What is required: Please retype the data in full and exactly; the pictures are not part of the copy.

-- begin Material provided --

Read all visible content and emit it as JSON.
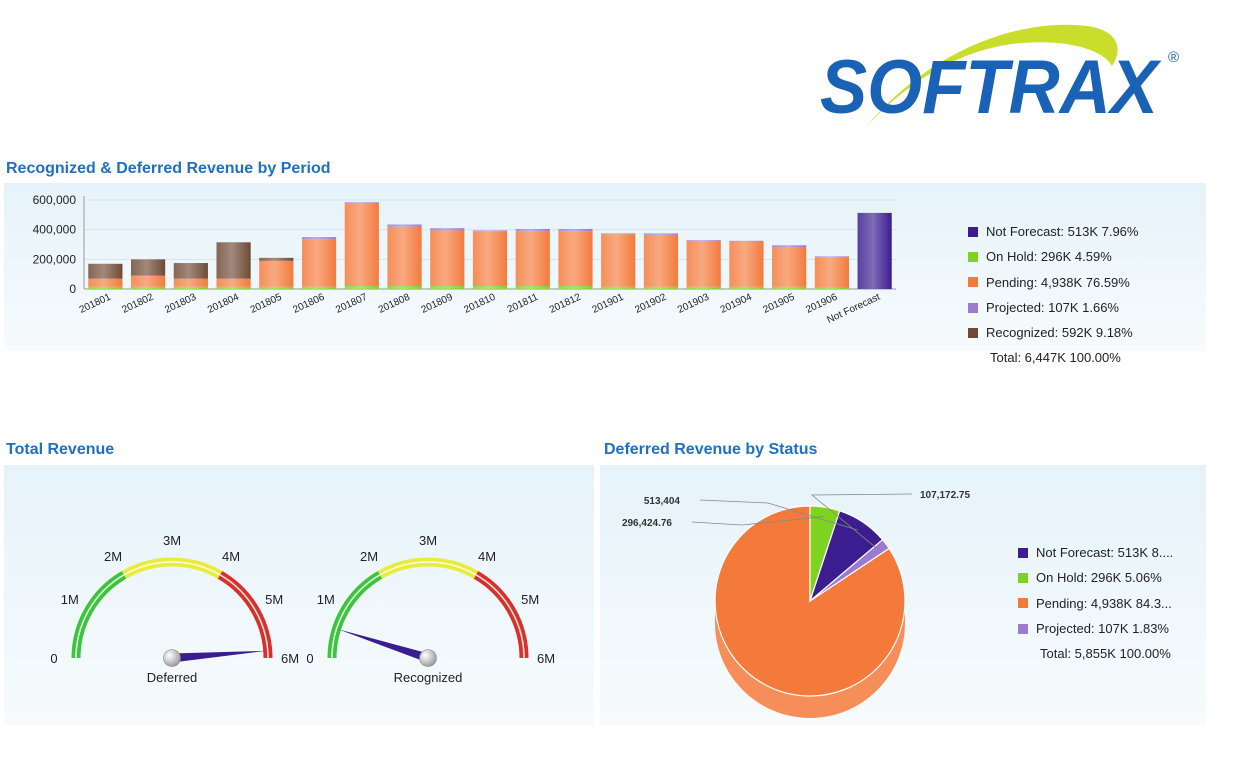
{
  "logo": {
    "text": "SOFTRAX",
    "registered": "®"
  },
  "colors": {
    "title": "#1f6fc5",
    "not_forecast": "#3b1d8f",
    "on_hold": "#7ed321",
    "pending": "#f47a3c",
    "projected": "#9b7ad0",
    "recognized": "#6e4a36"
  },
  "chart_data": [
    {
      "type": "bar",
      "title": "Recognized & Deferred Revenue by Period",
      "stacked": true,
      "categories": [
        "201801",
        "201802",
        "201803",
        "201804",
        "201805",
        "201806",
        "201807",
        "201808",
        "201809",
        "201810",
        "201811",
        "201812",
        "201901",
        "201902",
        "201903",
        "201904",
        "201905",
        "201906",
        "Not Forecast"
      ],
      "yticks": [
        "600,000",
        "400,000",
        "200,000",
        "0"
      ],
      "ylim": [
        0,
        620000
      ],
      "grid": true,
      "series": [
        {
          "name": "On Hold",
          "key": "on_hold",
          "values": [
            15000,
            15000,
            15000,
            15000,
            15000,
            15000,
            20000,
            20000,
            20000,
            20000,
            20000,
            20000,
            15000,
            15000,
            15000,
            15000,
            15000,
            10000,
            0
          ]
        },
        {
          "name": "Pending",
          "key": "pending",
          "values": [
            55000,
            75000,
            55000,
            55000,
            175000,
            320000,
            560000,
            400000,
            375000,
            370000,
            370000,
            370000,
            355000,
            350000,
            310000,
            305000,
            265000,
            205000,
            0
          ]
        },
        {
          "name": "Projected",
          "key": "projected",
          "values": [
            0,
            0,
            0,
            0,
            0,
            15000,
            5000,
            15000,
            15000,
            5000,
            15000,
            15000,
            5000,
            10000,
            5000,
            5000,
            15000,
            5000,
            0
          ]
        },
        {
          "name": "Recognized",
          "key": "recognized",
          "values": [
            100000,
            110000,
            105000,
            245000,
            20000,
            0,
            0,
            0,
            0,
            0,
            0,
            0,
            0,
            0,
            0,
            0,
            0,
            0,
            0
          ]
        },
        {
          "name": "Not Forecast",
          "key": "not_forecast",
          "values": [
            0,
            0,
            0,
            0,
            0,
            0,
            0,
            0,
            0,
            0,
            0,
            0,
            0,
            0,
            0,
            0,
            0,
            0,
            513000
          ]
        }
      ],
      "legend_position": "right",
      "legend": [
        {
          "key": "not_forecast",
          "label": "Not Forecast: 513K 7.96%"
        },
        {
          "key": "on_hold",
          "label": "On Hold: 296K 4.59%"
        },
        {
          "key": "pending",
          "label": "Pending: 4,938K 76.59%"
        },
        {
          "key": "projected",
          "label": "Projected: 107K 1.66%"
        },
        {
          "key": "recognized",
          "label": "Recognized: 592K 9.18%"
        }
      ],
      "total_label": "Total: 6,447K 100.00%"
    },
    {
      "type": "gauge",
      "title": "Total Revenue",
      "tick_labels": [
        "0",
        "1M",
        "2M",
        "3M",
        "4M",
        "5M",
        "6M"
      ],
      "range": [
        0,
        6000000
      ],
      "bands": [
        {
          "from": 0,
          "to": 2000000,
          "color": "#3cc43c"
        },
        {
          "from": 2000000,
          "to": 4000000,
          "color": "#e8ec3c"
        },
        {
          "from": 4000000,
          "to": 6000000,
          "color": "#d8302a"
        }
      ],
      "gauges": [
        {
          "label": "Deferred",
          "value": 5855000
        },
        {
          "label": "Recognized",
          "value": 592000
        }
      ]
    },
    {
      "type": "pie",
      "title": "Deferred Revenue by Status",
      "slices": [
        {
          "key": "pending",
          "value": 4938000
        },
        {
          "key": "on_hold",
          "value": 296424.76,
          "label": "296,424.76"
        },
        {
          "key": "not_forecast",
          "value": 513404,
          "label": "513,404"
        },
        {
          "key": "projected",
          "value": 107172.75,
          "label": "107,172.75"
        }
      ],
      "legend_position": "right",
      "legend": [
        {
          "key": "not_forecast",
          "label": "Not Forecast: 513K 8...."
        },
        {
          "key": "on_hold",
          "label": "On Hold: 296K 5.06%"
        },
        {
          "key": "pending",
          "label": "Pending: 4,938K 84.3..."
        },
        {
          "key": "projected",
          "label": "Projected: 107K 1.83%"
        }
      ],
      "total_label": "Total: 5,855K 100.00%"
    }
  ]
}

-- end Material provided --

Task output:
Read all visible content and emit it as JSON.
{
  "logo": {
    "text": "SOFTRAX",
    "registered": "®"
  },
  "colors": {
    "title": "#1f6fc5",
    "not_forecast": "#3b1d8f",
    "on_hold": "#7ed321",
    "pending": "#f47a3c",
    "projected": "#9b7ad0",
    "recognized": "#6e4a36"
  },
  "chart_data": [
    {
      "type": "bar",
      "title": "Recognized & Deferred Revenue by Period",
      "stacked": true,
      "categories": [
        "201801",
        "201802",
        "201803",
        "201804",
        "201805",
        "201806",
        "201807",
        "201808",
        "201809",
        "201810",
        "201811",
        "201812",
        "201901",
        "201902",
        "201903",
        "201904",
        "201905",
        "201906",
        "Not Forecast"
      ],
      "yticks": [
        "600,000",
        "400,000",
        "200,000",
        "0"
      ],
      "ylim": [
        0,
        620000
      ],
      "grid": true,
      "series": [
        {
          "name": "On Hold",
          "key": "on_hold",
          "values": [
            15000,
            15000,
            15000,
            15000,
            15000,
            15000,
            20000,
            20000,
            20000,
            20000,
            20000,
            20000,
            15000,
            15000,
            15000,
            15000,
            15000,
            10000,
            0
          ]
        },
        {
          "name": "Pending",
          "key": "pending",
          "values": [
            55000,
            75000,
            55000,
            55000,
            175000,
            320000,
            560000,
            400000,
            375000,
            370000,
            370000,
            370000,
            355000,
            350000,
            310000,
            305000,
            265000,
            205000,
            0
          ]
        },
        {
          "name": "Projected",
          "key": "projected",
          "values": [
            0,
            0,
            0,
            0,
            0,
            15000,
            5000,
            15000,
            15000,
            5000,
            15000,
            15000,
            5000,
            10000,
            5000,
            5000,
            15000,
            5000,
            0
          ]
        },
        {
          "name": "Recognized",
          "key": "recognized",
          "values": [
            100000,
            110000,
            105000,
            245000,
            20000,
            0,
            0,
            0,
            0,
            0,
            0,
            0,
            0,
            0,
            0,
            0,
            0,
            0,
            0
          ]
        },
        {
          "name": "Not Forecast",
          "key": "not_forecast",
          "values": [
            0,
            0,
            0,
            0,
            0,
            0,
            0,
            0,
            0,
            0,
            0,
            0,
            0,
            0,
            0,
            0,
            0,
            0,
            513000
          ]
        }
      ],
      "legend_position": "right",
      "legend": [
        {
          "key": "not_forecast",
          "label": "Not Forecast: 513K 7.96%"
        },
        {
          "key": "on_hold",
          "label": "On Hold: 296K 4.59%"
        },
        {
          "key": "pending",
          "label": "Pending: 4,938K 76.59%"
        },
        {
          "key": "projected",
          "label": "Projected: 107K 1.66%"
        },
        {
          "key": "recognized",
          "label": "Recognized: 592K 9.18%"
        }
      ],
      "total_label": "Total: 6,447K 100.00%"
    },
    {
      "type": "gauge",
      "title": "Total Revenue",
      "tick_labels": [
        "0",
        "1M",
        "2M",
        "3M",
        "4M",
        "5M",
        "6M"
      ],
      "range": [
        0,
        6000000
      ],
      "bands": [
        {
          "from": 0,
          "to": 2000000,
          "color": "#3cc43c"
        },
        {
          "from": 2000000,
          "to": 4000000,
          "color": "#e8ec3c"
        },
        {
          "from": 4000000,
          "to": 6000000,
          "color": "#d8302a"
        }
      ],
      "gauges": [
        {
          "label": "Deferred",
          "value": 5855000
        },
        {
          "label": "Recognized",
          "value": 592000
        }
      ]
    },
    {
      "type": "pie",
      "title": "Deferred Revenue by Status",
      "slices": [
        {
          "key": "pending",
          "value": 4938000
        },
        {
          "key": "on_hold",
          "value": 296424.76,
          "label": "296,424.76"
        },
        {
          "key": "not_forecast",
          "value": 513404,
          "label": "513,404"
        },
        {
          "key": "projected",
          "value": 107172.75,
          "label": "107,172.75"
        }
      ],
      "legend_position": "right",
      "legend": [
        {
          "key": "not_forecast",
          "label": "Not Forecast: 513K 8...."
        },
        {
          "key": "on_hold",
          "label": "On Hold: 296K 5.06%"
        },
        {
          "key": "pending",
          "label": "Pending: 4,938K 84.3..."
        },
        {
          "key": "projected",
          "label": "Projected: 107K 1.83%"
        }
      ],
      "total_label": "Total: 5,855K 100.00%"
    }
  ]
}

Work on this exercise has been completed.